[Dataset entries on figures]
= = = = = = =

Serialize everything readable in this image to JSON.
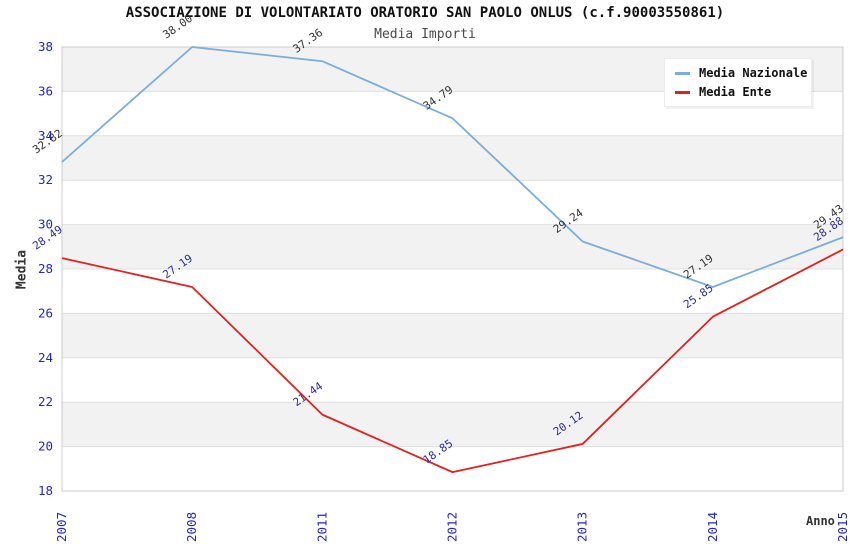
{
  "chart": {
    "title": "ASSOCIAZIONE DI VOLONTARIATO ORATORIO SAN PAOLO ONLUS (c.f.90003550861)",
    "subtitle": "Media Importi"
  },
  "chart_data": {
    "type": "line",
    "title": "ASSOCIAZIONE DI VOLONTARIATO ORATORIO SAN PAOLO ONLUS (c.f.90003550861)",
    "subtitle": "Media Importi",
    "xlabel": "Anno",
    "ylabel": "Media",
    "categories": [
      "2007",
      "2008",
      "2011",
      "2012",
      "2013",
      "2014",
      "2015"
    ],
    "series": [
      {
        "name": "Media Nazionale",
        "color": "#7cacdf",
        "label_color": "#333333",
        "values": [
          32.82,
          38.0,
          37.36,
          34.79,
          29.24,
          27.19,
          29.43
        ],
        "value_labels": [
          "32.82",
          "38.00",
          "37.36",
          "34.79",
          "29.24",
          "27.19",
          "29.43"
        ]
      },
      {
        "name": "Media Ente",
        "color": "#e02222",
        "label_color": "#2b2b9b",
        "values": [
          28.49,
          27.19,
          21.44,
          18.85,
          20.12,
          25.85,
          28.88
        ],
        "value_labels": [
          "28.49",
          "27.19",
          "21.44",
          "18.85",
          "20.12",
          "25.85",
          "28.88"
        ]
      }
    ],
    "ylim": [
      18,
      38
    ],
    "ytick_step": 2,
    "yticks": [
      "18",
      "20",
      "22",
      "24",
      "26",
      "28",
      "30",
      "32",
      "34",
      "36",
      "38"
    ],
    "grid": "alternating-horizontal-bands",
    "legend_position": "top-right"
  },
  "colors": {
    "tick_label": "#2525cf",
    "band_gray": "#f2f2f2",
    "gridline": "#e0e0e0",
    "plot_border": "#cccccc",
    "axis_title": "#333333"
  }
}
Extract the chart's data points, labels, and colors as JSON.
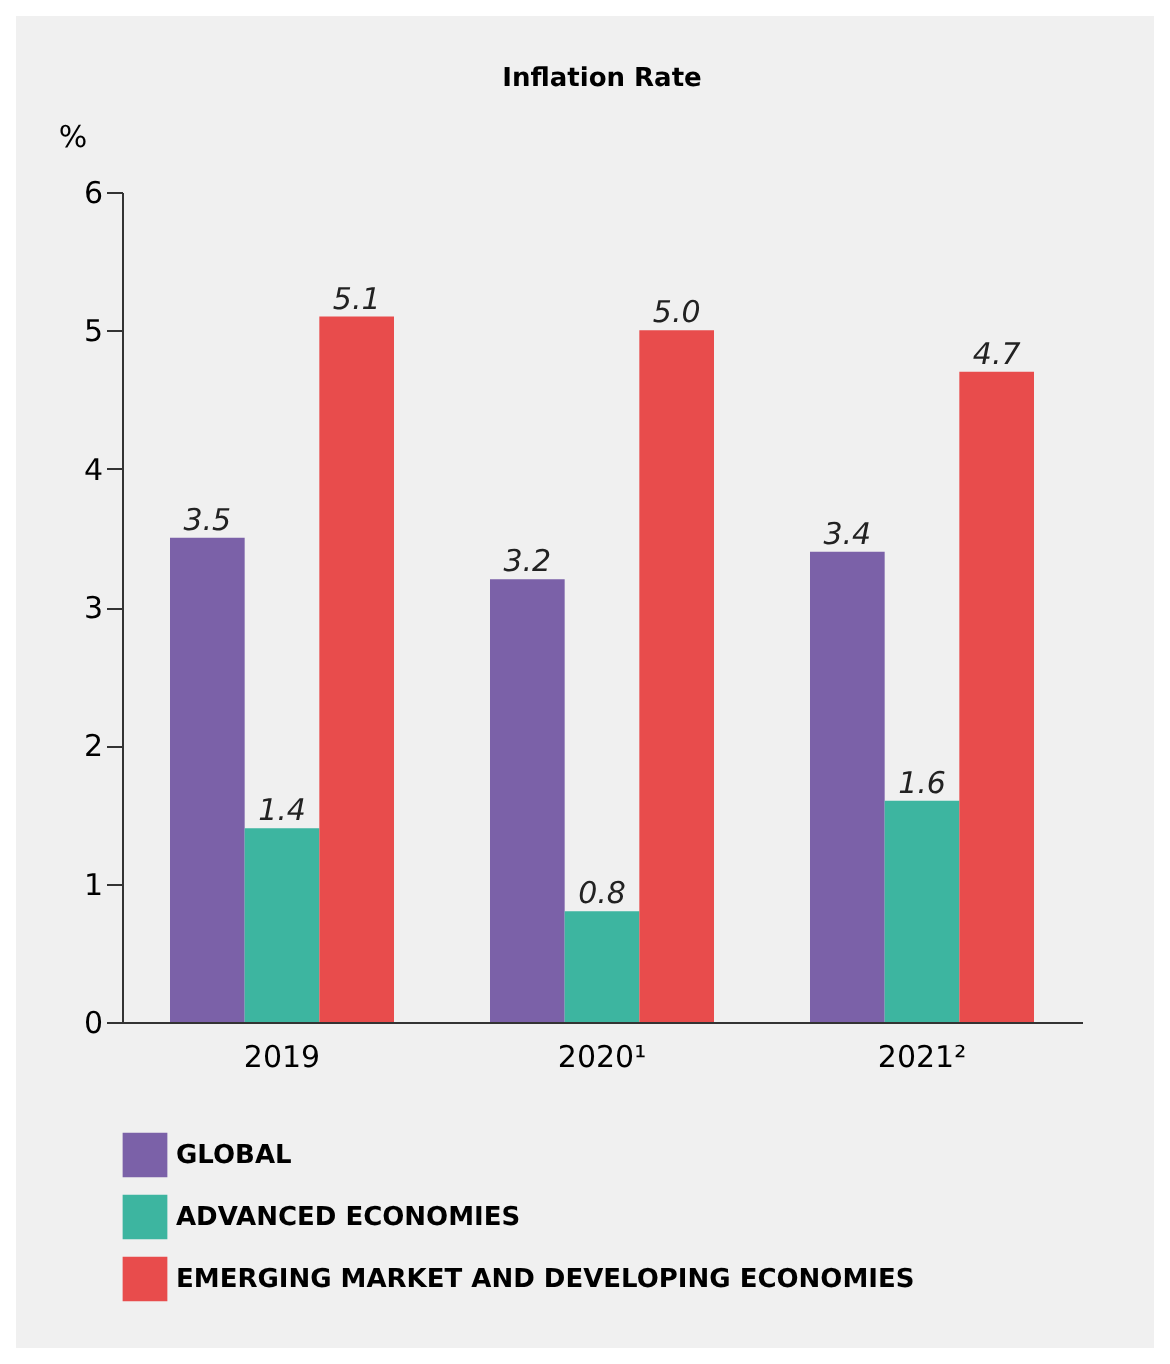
{
  "chart_data": {
    "type": "bar",
    "title": "Inflation Rate",
    "ylabel": "%",
    "categories": [
      "2019",
      "2020¹",
      "2021²"
    ],
    "series": [
      {
        "name": "GLOBAL",
        "color": "#7b61a8",
        "values": [
          3.5,
          3.2,
          3.4
        ],
        "value_labels": [
          "3.5",
          "3.2",
          "3.4"
        ]
      },
      {
        "name": "ADVANCED ECONOMIES",
        "color": "#3db5a0",
        "values": [
          1.4,
          0.8,
          1.6
        ],
        "value_labels": [
          "1.4",
          "0.8",
          "1.6"
        ]
      },
      {
        "name": "EMERGING MARKET AND DEVELOPING ECONOMIES",
        "color": "#e84c4c",
        "values": [
          5.1,
          5.0,
          4.7
        ],
        "value_labels": [
          "5.1",
          "5.0",
          "4.7"
        ]
      }
    ],
    "ylim": [
      0,
      6
    ],
    "yticks": [
      0,
      1,
      2,
      3,
      4,
      5,
      6
    ],
    "grid": false,
    "legend": "bottom"
  }
}
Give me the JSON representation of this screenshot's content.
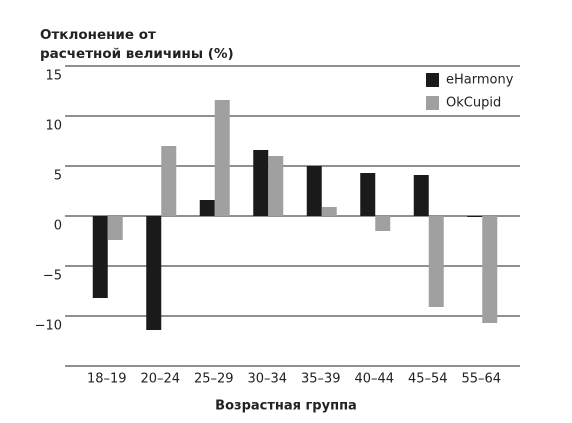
{
  "chart_data": {
    "type": "bar",
    "title": "Отклонение от расчетной величины (%)",
    "x_label": "Возрастная группа",
    "categories": [
      "18–19",
      "20–24",
      "25–29",
      "30–34",
      "35–39",
      "40–44",
      "45–54",
      "55–64"
    ],
    "series": [
      {
        "name": "eHarmony",
        "color": "#1a1a1a",
        "values": [
          -8.2,
          -11.4,
          1.6,
          6.6,
          5,
          4.3,
          4.1,
          -0.1
        ]
      },
      {
        "name": "OkCupid",
        "color": "#a0a0a0",
        "values": [
          -2.4,
          7,
          11.6,
          6,
          0.9,
          -1.5,
          -9.1,
          -10.7
        ]
      }
    ],
    "ylim": [
      -15,
      15
    ],
    "yticks": [
      15,
      10,
      5,
      0,
      {
        "value": -5,
        "label": "−5"
      },
      {
        "value": -10,
        "label": "−10"
      }
    ],
    "grid": true,
    "legend": "top-right"
  }
}
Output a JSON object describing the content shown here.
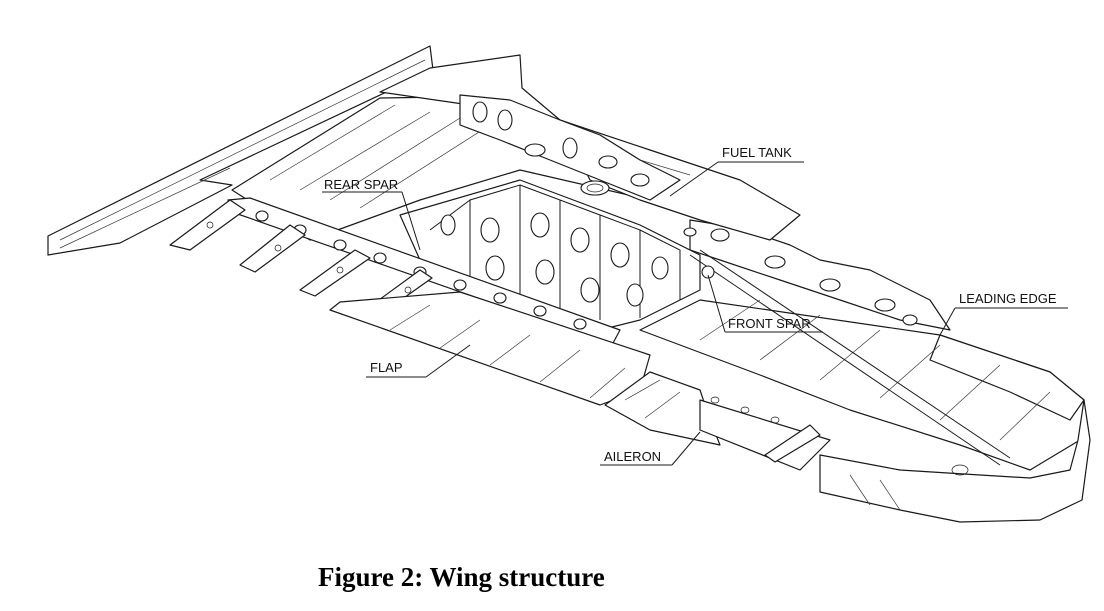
{
  "labels": {
    "fuel_tank": "FUEL TANK",
    "rear_spar": "REAR SPAR",
    "leading_edge": "LEADING EDGE",
    "front_spar": "FRONT SPAR",
    "flap": "FLAP",
    "aileron": "AILERON"
  },
  "caption": "Figure 2: Wing structure"
}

= = = = = = =

What this task involves
Set down the records in full and exactly. Do not carry over any image.

Result
Serialize everything readable in this image to JSON.
{
  "chart": {
    "title": "ASSOCIAZIONE DI VOLONTARIATO ORATORIO SAN PAOLO ONLUS (c.f.90003550861)",
    "subtitle": "Media Importi"
  },
  "chart_data": {
    "type": "line",
    "title": "ASSOCIAZIONE DI VOLONTARIATO ORATORIO SAN PAOLO ONLUS (c.f.90003550861)",
    "subtitle": "Media Importi",
    "xlabel": "Anno",
    "ylabel": "Media",
    "categories": [
      "2007",
      "2008",
      "2011",
      "2012",
      "2013",
      "2014",
      "2015"
    ],
    "series": [
      {
        "name": "Media Nazionale",
        "color": "#7cacdf",
        "label_color": "#333333",
        "values": [
          32.82,
          38.0,
          37.36,
          34.79,
          29.24,
          27.19,
          29.43
        ],
        "value_labels": [
          "32.82",
          "38.00",
          "37.36",
          "34.79",
          "29.24",
          "27.19",
          "29.43"
        ]
      },
      {
        "name": "Media Ente",
        "color": "#e02222",
        "label_color": "#2b2b9b",
        "values": [
          28.49,
          27.19,
          21.44,
          18.85,
          20.12,
          25.85,
          28.88
        ],
        "value_labels": [
          "28.49",
          "27.19",
          "21.44",
          "18.85",
          "20.12",
          "25.85",
          "28.88"
        ]
      }
    ],
    "ylim": [
      18,
      38
    ],
    "ytick_step": 2,
    "yticks": [
      "18",
      "20",
      "22",
      "24",
      "26",
      "28",
      "30",
      "32",
      "34",
      "36",
      "38"
    ],
    "grid": "alternating-horizontal-bands",
    "legend_position": "top-right"
  },
  "colors": {
    "tick_label": "#2525cf",
    "band_gray": "#f2f2f2",
    "gridline": "#e0e0e0",
    "plot_border": "#cccccc",
    "axis_title": "#333333"
  }
}
Extract the chart's data points, labels, and colors as JSON.
{
  "chart_data": {
    "type": "bar",
    "title": "Inflation Rate",
    "ylabel": "%",
    "categories": [
      "2019",
      "2020¹",
      "2021²"
    ],
    "series": [
      {
        "name": "GLOBAL",
        "color": "#7b61a8",
        "values": [
          3.5,
          3.2,
          3.4
        ],
        "value_labels": [
          "3.5",
          "3.2",
          "3.4"
        ]
      },
      {
        "name": "ADVANCED ECONOMIES",
        "color": "#3db5a0",
        "values": [
          1.4,
          0.8,
          1.6
        ],
        "value_labels": [
          "1.4",
          "0.8",
          "1.6"
        ]
      },
      {
        "name": "EMERGING MARKET AND DEVELOPING ECONOMIES",
        "color": "#e84c4c",
        "values": [
          5.1,
          5.0,
          4.7
        ],
        "value_labels": [
          "5.1",
          "5.0",
          "4.7"
        ]
      }
    ],
    "ylim": [
      0,
      6
    ],
    "yticks": [
      0,
      1,
      2,
      3,
      4,
      5,
      6
    ],
    "grid": false,
    "legend": "bottom"
  }
}
Give me the JSON representation of this screenshot's content.
{
  "chart_data": {
    "type": "bar",
    "title": "Отклонение от расчетной величины (%)",
    "x_label": "Возрастная группа",
    "categories": [
      "18–19",
      "20–24",
      "25–29",
      "30–34",
      "35–39",
      "40–44",
      "45–54",
      "55–64"
    ],
    "series": [
      {
        "name": "eHarmony",
        "color": "#1a1a1a",
        "values": [
          -8.2,
          -11.4,
          1.6,
          6.6,
          5,
          4.3,
          4.1,
          -0.1
        ]
      },
      {
        "name": "OkCupid",
        "color": "#a0a0a0",
        "values": [
          -2.4,
          7,
          11.6,
          6,
          0.9,
          -1.5,
          -9.1,
          -10.7
        ]
      }
    ],
    "ylim": [
      -15,
      15
    ],
    "yticks": [
      15,
      10,
      5,
      0,
      {
        "value": -5,
        "label": "−5"
      },
      {
        "value": -10,
        "label": "−10"
      }
    ],
    "grid": true,
    "legend": "top-right"
  }
}
Output a JSON object describing the content shown here.
{
  "labels": {
    "fuel_tank": "FUEL TANK",
    "rear_spar": "REAR SPAR",
    "leading_edge": "LEADING EDGE",
    "front_spar": "FRONT SPAR",
    "flap": "FLAP",
    "aileron": "AILERON"
  },
  "caption": "Figure 2: Wing structure"
}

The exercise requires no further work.